[Records from a data collection]
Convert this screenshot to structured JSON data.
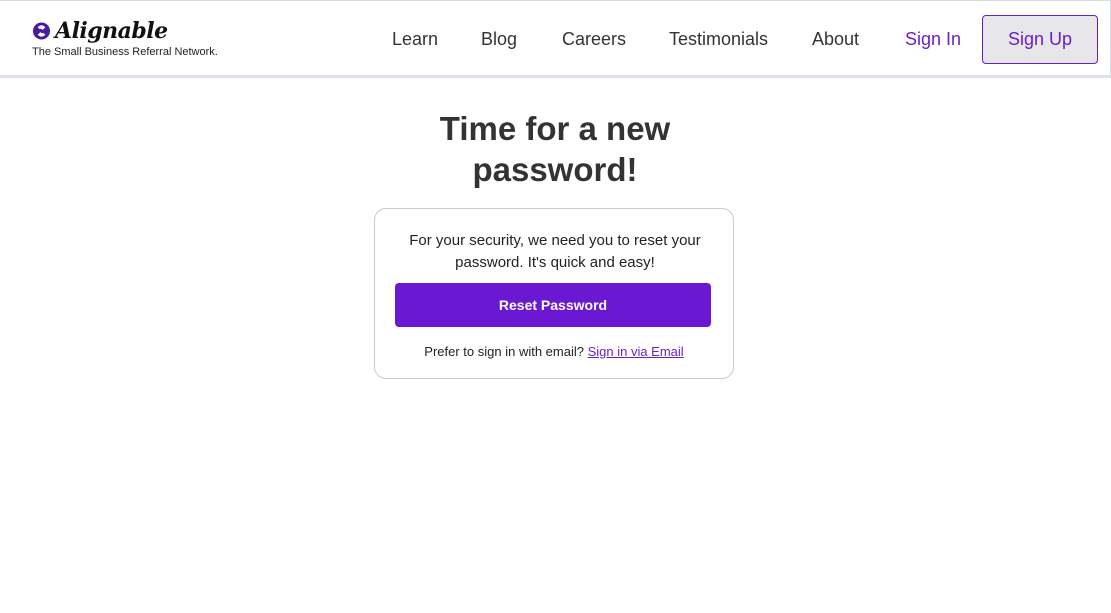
{
  "brand": {
    "name": "Alignable",
    "tagline": "The Small Business Referral Network.",
    "logo_icon": "alignable-logo-icon",
    "accent_color": "#6a18d1"
  },
  "nav": {
    "items": [
      {
        "label": "Learn"
      },
      {
        "label": "Blog"
      },
      {
        "label": "Careers"
      },
      {
        "label": "Testimonials"
      },
      {
        "label": "About"
      }
    ],
    "sign_in": "Sign In",
    "sign_up": "Sign Up"
  },
  "main": {
    "title": "Time for a new password!",
    "message": "For your security, we need you to reset your password. It's quick and easy!",
    "reset_button": "Reset Password",
    "alt_prompt": "Prefer to sign in with email?",
    "alt_link": "Sign in via Email"
  }
}
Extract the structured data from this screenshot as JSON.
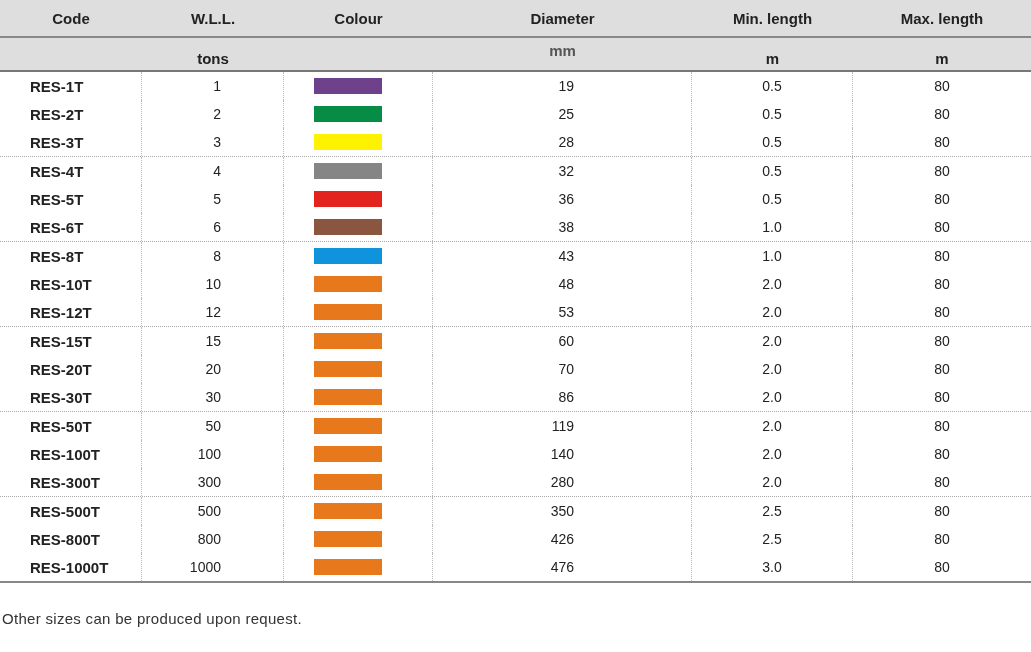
{
  "table": {
    "columns": [
      {
        "label": "Code"
      },
      {
        "label": "W.L.L.",
        "unit": "tons"
      },
      {
        "label": "Colour"
      },
      {
        "label": "Diameter",
        "unit": "mm"
      },
      {
        "label": "Min. length",
        "unit": "m"
      },
      {
        "label": "Max. length",
        "unit": "m"
      }
    ],
    "groups": [
      {
        "rows": [
          {
            "code": "RES-1T",
            "wll": "1",
            "color": "#6f418b",
            "diameter": "19",
            "min_length": "0.5",
            "max_length": "80"
          },
          {
            "code": "RES-2T",
            "wll": "2",
            "color": "#068c44",
            "diameter": "25",
            "min_length": "0.5",
            "max_length": "80"
          },
          {
            "code": "RES-3T",
            "wll": "3",
            "color": "#fff200",
            "diameter": "28",
            "min_length": "0.5",
            "max_length": "80"
          }
        ]
      },
      {
        "rows": [
          {
            "code": "RES-4T",
            "wll": "4",
            "color": "#858585",
            "diameter": "32",
            "min_length": "0.5",
            "max_length": "80"
          },
          {
            "code": "RES-5T",
            "wll": "5",
            "color": "#e2231e",
            "diameter": "36",
            "min_length": "0.5",
            "max_length": "80"
          },
          {
            "code": "RES-6T",
            "wll": "6",
            "color": "#8b5640",
            "diameter": "38",
            "min_length": "1.0",
            "max_length": "80"
          }
        ]
      },
      {
        "rows": [
          {
            "code": "RES-8T",
            "wll": "8",
            "color": "#0f93dc",
            "diameter": "43",
            "min_length": "1.0",
            "max_length": "80"
          },
          {
            "code": "RES-10T",
            "wll": "10",
            "color": "#e7781c",
            "diameter": "48",
            "min_length": "2.0",
            "max_length": "80"
          },
          {
            "code": "RES-12T",
            "wll": "12",
            "color": "#e7781c",
            "diameter": "53",
            "min_length": "2.0",
            "max_length": "80"
          }
        ]
      },
      {
        "rows": [
          {
            "code": "RES-15T",
            "wll": "15",
            "color": "#e7781c",
            "diameter": "60",
            "min_length": "2.0",
            "max_length": "80"
          },
          {
            "code": "RES-20T",
            "wll": "20",
            "color": "#e7781c",
            "diameter": "70",
            "min_length": "2.0",
            "max_length": "80"
          },
          {
            "code": "RES-30T",
            "wll": "30",
            "color": "#e7781c",
            "diameter": "86",
            "min_length": "2.0",
            "max_length": "80"
          }
        ]
      },
      {
        "rows": [
          {
            "code": "RES-50T",
            "wll": "50",
            "color": "#e7781c",
            "diameter": "119",
            "min_length": "2.0",
            "max_length": "80"
          },
          {
            "code": "RES-100T",
            "wll": "100",
            "color": "#e7781c",
            "diameter": "140",
            "min_length": "2.0",
            "max_length": "80"
          },
          {
            "code": "RES-300T",
            "wll": "300",
            "color": "#e7781c",
            "diameter": "280",
            "min_length": "2.0",
            "max_length": "80"
          }
        ]
      },
      {
        "rows": [
          {
            "code": "RES-500T",
            "wll": "500",
            "color": "#e7781c",
            "diameter": "350",
            "min_length": "2.5",
            "max_length": "80"
          },
          {
            "code": "RES-800T",
            "wll": "800",
            "color": "#e7781c",
            "diameter": "426",
            "min_length": "2.5",
            "max_length": "80"
          },
          {
            "code": "RES-1000T",
            "wll": "1000",
            "color": "#e7781c",
            "diameter": "476",
            "min_length": "3.0",
            "max_length": "80"
          }
        ]
      }
    ]
  },
  "note": "Other sizes can be produced upon request."
}
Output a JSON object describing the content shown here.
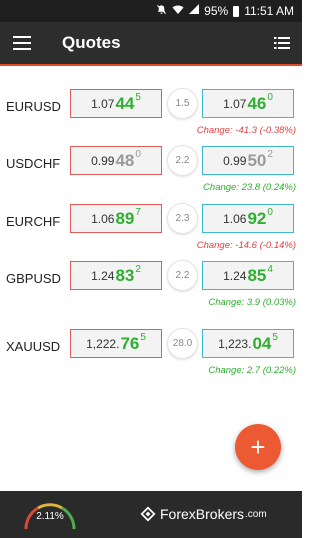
{
  "status_bar": {
    "battery": "95%",
    "time": "11:51 AM",
    "icons": [
      "silent-icon",
      "wifi-icon",
      "signal-icon",
      "battery-icon"
    ]
  },
  "app_bar": {
    "title": "Quotes",
    "menu_icon": "hamburger-menu-icon",
    "action_icon": "list-view-icon",
    "accent_color": "#e14b2c"
  },
  "colors": {
    "bid_border": "#e25b5b",
    "ask_border": "#3fb8cf",
    "up": "#2fae2f",
    "down": "#e24040",
    "neutral": "#9a9a9a"
  },
  "quotes": [
    {
      "symbol": "EURUSD",
      "bid": {
        "prefix": "1.07",
        "big": "44",
        "pip": "5",
        "dir": "up"
      },
      "spread": "1.5",
      "ask": {
        "prefix": "1.07",
        "big": "46",
        "pip": "0",
        "dir": "up"
      },
      "change": "Change: -41.3 (-0.38%)",
      "change_dir": "neg"
    },
    {
      "symbol": "USDCHF",
      "bid": {
        "prefix": "0.99",
        "big": "48",
        "pip": "0",
        "dir": "flat"
      },
      "spread": "2.2",
      "ask": {
        "prefix": "0.99",
        "big": "50",
        "pip": "2",
        "dir": "flat"
      },
      "change": "Change: 23.8 (0.24%)",
      "change_dir": "pos"
    },
    {
      "symbol": "EURCHF",
      "bid": {
        "prefix": "1.06",
        "big": "89",
        "pip": "7",
        "dir": "up"
      },
      "spread": "2.3",
      "ask": {
        "prefix": "1.06",
        "big": "92",
        "pip": "0",
        "dir": "up"
      },
      "change": "Change: -14.6 (-0.14%)",
      "change_dir": "neg"
    },
    {
      "symbol": "GBPUSD",
      "bid": {
        "prefix": "1.24",
        "big": "83",
        "pip": "2",
        "dir": "up"
      },
      "spread": "2.2",
      "ask": {
        "prefix": "1.24",
        "big": "85",
        "pip": "4",
        "dir": "up"
      },
      "change": "Change: 3.9 (0.03%)",
      "change_dir": "pos"
    },
    {
      "symbol": "XAUUSD",
      "bid": {
        "prefix": "1,222.",
        "big": "76",
        "pip": "5",
        "dir": "up"
      },
      "spread": "28.0",
      "ask": {
        "prefix": "1,223.",
        "big": "04",
        "pip": "5",
        "dir": "up"
      },
      "change": "Change: 2.7 (0.22%)",
      "change_dir": "pos"
    }
  ],
  "fab": {
    "icon": "plus-icon",
    "label": "+"
  },
  "footer": {
    "gauge_value": "2.11%",
    "brand_name": "ForexBrokers",
    "brand_suffix": ".com",
    "brand_icon": "forexbrokers-logo-icon"
  }
}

Requirement
Quote every record above exactly, leaving out any pictures.

Problem solution
Convert this screenshot to structured JSON data.
{
  "brand": {
    "name": "Alignable",
    "tagline": "The Small Business Referral Network.",
    "logo_icon": "alignable-logo-icon",
    "accent_color": "#6a18d1"
  },
  "nav": {
    "items": [
      {
        "label": "Learn"
      },
      {
        "label": "Blog"
      },
      {
        "label": "Careers"
      },
      {
        "label": "Testimonials"
      },
      {
        "label": "About"
      }
    ],
    "sign_in": "Sign In",
    "sign_up": "Sign Up"
  },
  "main": {
    "title": "Time for a new password!",
    "message": "For your security, we need you to reset your password. It's quick and easy!",
    "reset_button": "Reset Password",
    "alt_prompt": "Prefer to sign in with email?",
    "alt_link": "Sign in via Email"
  }
}
Extract the structured data from this screenshot as JSON.
{
  "table": {
    "columns": [
      {
        "label": "Code"
      },
      {
        "label": "W.L.L.",
        "unit": "tons"
      },
      {
        "label": "Colour"
      },
      {
        "label": "Diameter",
        "unit": "mm"
      },
      {
        "label": "Min. length",
        "unit": "m"
      },
      {
        "label": "Max. length",
        "unit": "m"
      }
    ],
    "groups": [
      {
        "rows": [
          {
            "code": "RES-1T",
            "wll": "1",
            "color": "#6f418b",
            "diameter": "19",
            "min_length": "0.5",
            "max_length": "80"
          },
          {
            "code": "RES-2T",
            "wll": "2",
            "color": "#068c44",
            "diameter": "25",
            "min_length": "0.5",
            "max_length": "80"
          },
          {
            "code": "RES-3T",
            "wll": "3",
            "color": "#fff200",
            "diameter": "28",
            "min_length": "0.5",
            "max_length": "80"
          }
        ]
      },
      {
        "rows": [
          {
            "code": "RES-4T",
            "wll": "4",
            "color": "#858585",
            "diameter": "32",
            "min_length": "0.5",
            "max_length": "80"
          },
          {
            "code": "RES-5T",
            "wll": "5",
            "color": "#e2231e",
            "diameter": "36",
            "min_length": "0.5",
            "max_length": "80"
          },
          {
            "code": "RES-6T",
            "wll": "6",
            "color": "#8b5640",
            "diameter": "38",
            "min_length": "1.0",
            "max_length": "80"
          }
        ]
      },
      {
        "rows": [
          {
            "code": "RES-8T",
            "wll": "8",
            "color": "#0f93dc",
            "diameter": "43",
            "min_length": "1.0",
            "max_length": "80"
          },
          {
            "code": "RES-10T",
            "wll": "10",
            "color": "#e7781c",
            "diameter": "48",
            "min_length": "2.0",
            "max_length": "80"
          },
          {
            "code": "RES-12T",
            "wll": "12",
            "color": "#e7781c",
            "diameter": "53",
            "min_length": "2.0",
            "max_length": "80"
          }
        ]
      },
      {
        "rows": [
          {
            "code": "RES-15T",
            "wll": "15",
            "color": "#e7781c",
            "diameter": "60",
            "min_length": "2.0",
            "max_length": "80"
          },
          {
            "code": "RES-20T",
            "wll": "20",
            "color": "#e7781c",
            "diameter": "70",
            "min_length": "2.0",
            "max_length": "80"
          },
          {
            "code": "RES-30T",
            "wll": "30",
            "color": "#e7781c",
            "diameter": "86",
            "min_length": "2.0",
            "max_length": "80"
          }
        ]
      },
      {
        "rows": [
          {
            "code": "RES-50T",
            "wll": "50",
            "color": "#e7781c",
            "diameter": "119",
            "min_length": "2.0",
            "max_length": "80"
          },
          {
            "code": "RES-100T",
            "wll": "100",
            "color": "#e7781c",
            "diameter": "140",
            "min_length": "2.0",
            "max_length": "80"
          },
          {
            "code": "RES-300T",
            "wll": "300",
            "color": "#e7781c",
            "diameter": "280",
            "min_length": "2.0",
            "max_length": "80"
          }
        ]
      },
      {
        "rows": [
          {
            "code": "RES-500T",
            "wll": "500",
            "color": "#e7781c",
            "diameter": "350",
            "min_length": "2.5",
            "max_length": "80"
          },
          {
            "code": "RES-800T",
            "wll": "800",
            "color": "#e7781c",
            "diameter": "426",
            "min_length": "2.5",
            "max_length": "80"
          },
          {
            "code": "RES-1000T",
            "wll": "1000",
            "color": "#e7781c",
            "diameter": "476",
            "min_length": "3.0",
            "max_length": "80"
          }
        ]
      }
    ]
  },
  "note": "Other sizes can be produced upon request."
}
Output a JSON object describing the content shown here.
{
  "status_bar": {
    "battery": "95%",
    "time": "11:51 AM",
    "icons": [
      "silent-icon",
      "wifi-icon",
      "signal-icon",
      "battery-icon"
    ]
  },
  "app_bar": {
    "title": "Quotes",
    "menu_icon": "hamburger-menu-icon",
    "action_icon": "list-view-icon",
    "accent_color": "#e14b2c"
  },
  "colors": {
    "bid_border": "#e25b5b",
    "ask_border": "#3fb8cf",
    "up": "#2fae2f",
    "down": "#e24040",
    "neutral": "#9a9a9a"
  },
  "quotes": [
    {
      "symbol": "EURUSD",
      "bid": {
        "prefix": "1.07",
        "big": "44",
        "pip": "5",
        "dir": "up"
      },
      "spread": "1.5",
      "ask": {
        "prefix": "1.07",
        "big": "46",
        "pip": "0",
        "dir": "up"
      },
      "change": "Change: -41.3 (-0.38%)",
      "change_dir": "neg"
    },
    {
      "symbol": "USDCHF",
      "bid": {
        "prefix": "0.99",
        "big": "48",
        "pip": "0",
        "dir": "flat"
      },
      "spread": "2.2",
      "ask": {
        "prefix": "0.99",
        "big": "50",
        "pip": "2",
        "dir": "flat"
      },
      "change": "Change: 23.8 (0.24%)",
      "change_dir": "pos"
    },
    {
      "symbol": "EURCHF",
      "bid": {
        "prefix": "1.06",
        "big": "89",
        "pip": "7",
        "dir": "up"
      },
      "spread": "2.3",
      "ask": {
        "prefix": "1.06",
        "big": "92",
        "pip": "0",
        "dir": "up"
      },
      "change": "Change: -14.6 (-0.14%)",
      "change_dir": "neg"
    },
    {
      "symbol": "GBPUSD",
      "bid": {
        "prefix": "1.24",
        "big": "83",
        "pip": "2",
        "dir": "up"
      },
      "spread": "2.2",
      "ask": {
        "prefix": "1.24",
        "big": "85",
        "pip": "4",
        "dir": "up"
      },
      "change": "Change: 3.9 (0.03%)",
      "change_dir": "pos"
    },
    {
      "symbol": "XAUUSD",
      "bid": {
        "prefix": "1,222.",
        "big": "76",
        "pip": "5",
        "dir": "up"
      },
      "spread": "28.0",
      "ask": {
        "prefix": "1,223.",
        "big": "04",
        "pip": "5",
        "dir": "up"
      },
      "change": "Change: 2.7 (0.22%)",
      "change_dir": "pos"
    }
  ],
  "fab": {
    "icon": "plus-icon",
    "label": "+"
  },
  "footer": {
    "gauge_value": "2.11%",
    "brand_name": "ForexBrokers",
    "brand_suffix": ".com",
    "brand_icon": "forexbrokers-logo-icon"
  }
}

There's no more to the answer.